• [КРАТКОЕ ЗАДАНИЕ 1] Пожалуйста, перечислите всех академиков, которые названы в интервью ниже.

Я мог бы быть очень богатым человеком. Мне 5 миллиардов предлагал Звягильский – будешь, говорит, выпускать установки. Я ставлю вопрос так: «Сделайте мне заказ в институт, я вам буду делать». – «Нет, я хочу, чтобы ты работал для моей компании». Вот когда металлургические заводы разграбили, разворовали… А потом эти технологии непонятно куда уплывают, они не в стране. Ну я же на научные разработки получаю бюджетное финансирование – а трачу его, получается, на частные фирмы.

У нас в стране почти разрушена наука – слово «почти», может быть, даже не уместно. Когда-то у нас была очень мощная, дееспособная Академия наук. Она была востребованная, а сегодня наша наука никому не нужна. У меня совсем недавно было около 20 аспирантов в год, хотя по закону положено иметь не больше трёх. Но сейчас это не студенты, а великовозрастные инженеры. Мне нужны молодые. 

Часть II. Интервью с кандидатом в президенты НАН академиком Гончаруком 3

Расскажу вам, как я учился. У нас была квантовая химия на химическом факультете и квантовая физика — на физическом. На физфаке преподавал величайший учёный академик Соломон Пекарь, а на химфаке — академик Яцимирский Константин Борисович. А ректором был академик Швец. Так он меня чуть из университета не выгнал, когда я пришёл к нему просить официального разрешения посещать лекции и там, и там. «У тебя, — говорит, — один костюм? А у кого-то и его нет. Ты чьё-то место занимаешь!». Ну ничего, я всё равно ходил и к Пекарю, и к Яцимирскому – Яцимирский был отец моего друга, и родился, как и я, в Ташкенте. Он говорил, что электрон — это частичка, которая вокруг ядра крутится, а Соломон Пекарь говорил, что электрон это волна. Ну, я был без особых комплексов, и заявил дерзко Пекарю: «Не может такого быть, чтобы и вы правы, я Яцемирский». А мудрый Соломон мне ответил: «Это по необразованию своему ты не понимаешь, что одно явление может рассматриваться по-разному». Я не унимаюсь: а что из этого следует? «А их этого следует, — говорит он, — всё многообразие мира вокруг, который мы пытаемся познавать. Моя задача – чтобы вы не воспринимали рельсу как рельсу прямую. Она кривая, и если ты ее долго будешь вести, то она вернётся, обогнув весь земной шар. А на отрезке трамвая, на котором ты едешь, она прямая!»

Ну, тот же вопрос я адресовал и Константину Борисовичу. Он сказал: «Владик, это наука. Её надо научиться понимать по-разному».

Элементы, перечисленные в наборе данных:
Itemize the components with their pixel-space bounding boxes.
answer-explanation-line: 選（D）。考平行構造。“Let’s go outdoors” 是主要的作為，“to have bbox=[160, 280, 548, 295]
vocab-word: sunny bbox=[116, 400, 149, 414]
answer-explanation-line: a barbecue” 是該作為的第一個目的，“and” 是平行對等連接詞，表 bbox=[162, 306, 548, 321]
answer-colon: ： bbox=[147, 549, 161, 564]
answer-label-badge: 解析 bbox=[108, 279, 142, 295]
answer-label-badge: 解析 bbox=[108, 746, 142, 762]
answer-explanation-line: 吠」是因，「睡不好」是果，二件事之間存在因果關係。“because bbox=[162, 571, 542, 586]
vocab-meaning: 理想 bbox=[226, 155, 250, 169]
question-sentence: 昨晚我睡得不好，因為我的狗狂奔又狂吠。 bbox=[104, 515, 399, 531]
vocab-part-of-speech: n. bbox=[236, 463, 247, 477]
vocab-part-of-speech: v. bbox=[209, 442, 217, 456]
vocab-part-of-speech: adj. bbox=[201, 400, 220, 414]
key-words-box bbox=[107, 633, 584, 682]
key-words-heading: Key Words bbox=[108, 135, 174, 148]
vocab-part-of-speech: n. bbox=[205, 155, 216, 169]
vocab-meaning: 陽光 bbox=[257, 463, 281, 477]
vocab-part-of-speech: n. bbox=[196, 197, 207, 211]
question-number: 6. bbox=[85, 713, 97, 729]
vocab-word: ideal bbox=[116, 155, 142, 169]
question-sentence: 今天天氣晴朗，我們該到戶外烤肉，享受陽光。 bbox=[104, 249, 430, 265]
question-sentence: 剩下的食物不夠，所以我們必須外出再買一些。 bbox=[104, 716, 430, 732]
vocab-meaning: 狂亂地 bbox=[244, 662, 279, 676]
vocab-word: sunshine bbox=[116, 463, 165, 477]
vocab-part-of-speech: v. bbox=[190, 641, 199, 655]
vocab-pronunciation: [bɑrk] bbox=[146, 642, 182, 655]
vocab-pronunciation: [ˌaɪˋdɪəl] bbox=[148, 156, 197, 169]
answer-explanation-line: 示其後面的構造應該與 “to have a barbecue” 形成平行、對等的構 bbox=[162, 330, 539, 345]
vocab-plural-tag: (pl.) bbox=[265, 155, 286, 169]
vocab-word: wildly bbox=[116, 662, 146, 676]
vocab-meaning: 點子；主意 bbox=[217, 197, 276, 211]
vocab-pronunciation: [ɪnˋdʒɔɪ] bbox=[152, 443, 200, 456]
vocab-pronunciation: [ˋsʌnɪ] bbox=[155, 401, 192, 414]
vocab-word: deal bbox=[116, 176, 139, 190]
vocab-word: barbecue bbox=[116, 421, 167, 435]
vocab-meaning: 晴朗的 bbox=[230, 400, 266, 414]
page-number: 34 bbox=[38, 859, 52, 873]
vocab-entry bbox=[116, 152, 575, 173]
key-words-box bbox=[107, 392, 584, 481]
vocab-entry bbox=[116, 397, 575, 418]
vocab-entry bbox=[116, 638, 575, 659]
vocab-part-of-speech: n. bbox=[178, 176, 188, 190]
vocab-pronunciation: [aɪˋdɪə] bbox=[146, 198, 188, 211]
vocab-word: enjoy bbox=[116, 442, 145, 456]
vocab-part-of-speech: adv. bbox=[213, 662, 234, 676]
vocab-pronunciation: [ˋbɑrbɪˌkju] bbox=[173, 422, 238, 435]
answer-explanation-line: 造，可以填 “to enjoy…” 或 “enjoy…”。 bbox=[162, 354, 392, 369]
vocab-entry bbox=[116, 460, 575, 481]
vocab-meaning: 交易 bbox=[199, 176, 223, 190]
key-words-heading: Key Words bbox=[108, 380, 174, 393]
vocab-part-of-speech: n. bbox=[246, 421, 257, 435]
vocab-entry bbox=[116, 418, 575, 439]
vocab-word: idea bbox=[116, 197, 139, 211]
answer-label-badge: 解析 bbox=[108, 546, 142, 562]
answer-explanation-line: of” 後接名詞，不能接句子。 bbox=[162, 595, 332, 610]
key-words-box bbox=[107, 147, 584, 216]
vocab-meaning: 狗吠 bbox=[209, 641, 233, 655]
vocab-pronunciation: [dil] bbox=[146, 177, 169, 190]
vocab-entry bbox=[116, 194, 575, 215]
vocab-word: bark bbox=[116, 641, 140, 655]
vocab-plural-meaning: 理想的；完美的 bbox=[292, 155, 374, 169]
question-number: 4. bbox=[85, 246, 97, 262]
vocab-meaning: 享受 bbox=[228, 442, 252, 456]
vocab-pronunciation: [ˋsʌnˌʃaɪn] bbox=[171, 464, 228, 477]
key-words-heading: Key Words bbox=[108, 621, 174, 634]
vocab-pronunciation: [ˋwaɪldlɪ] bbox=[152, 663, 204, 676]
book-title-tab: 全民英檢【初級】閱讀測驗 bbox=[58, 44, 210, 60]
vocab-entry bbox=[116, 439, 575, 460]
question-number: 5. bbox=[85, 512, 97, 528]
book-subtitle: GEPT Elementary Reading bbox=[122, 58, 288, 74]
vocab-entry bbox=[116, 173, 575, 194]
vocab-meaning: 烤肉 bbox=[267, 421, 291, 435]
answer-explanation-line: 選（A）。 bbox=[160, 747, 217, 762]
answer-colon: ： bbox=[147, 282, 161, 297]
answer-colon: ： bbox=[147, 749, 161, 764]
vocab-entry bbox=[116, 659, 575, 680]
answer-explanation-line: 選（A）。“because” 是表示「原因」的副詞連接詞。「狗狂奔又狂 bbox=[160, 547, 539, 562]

• [КРАТКОЕ ЗАДАНИЕ 2] Перепишите записи от начала до строки с «306, 548, 321]» включительно и замените в них «answer-explanation-line» на «explanation-line». Всё остальное оставьте без изменений.

• [ПИСЬМЕННЫЙ ОТВЕТ 1] Гончарук, Соломон Пекарь, Константин Борисович Яцимирский, Швец.

• [ПИСЬМЕННЫЙ ОТВЕТ 2]
Itemize the components with their pixel-space bounding boxes.
explanation-line: 選（D）。考平行構造。“Let’s go outdoors” 是主要的作為，“to have bbox=[160, 280, 548, 295]
vocab-word: sunny bbox=[116, 400, 149, 414]
explanation-line: a barbecue” 是該作為的第一個目的，“and” 是平行對等連接詞，表 bbox=[162, 306, 548, 321]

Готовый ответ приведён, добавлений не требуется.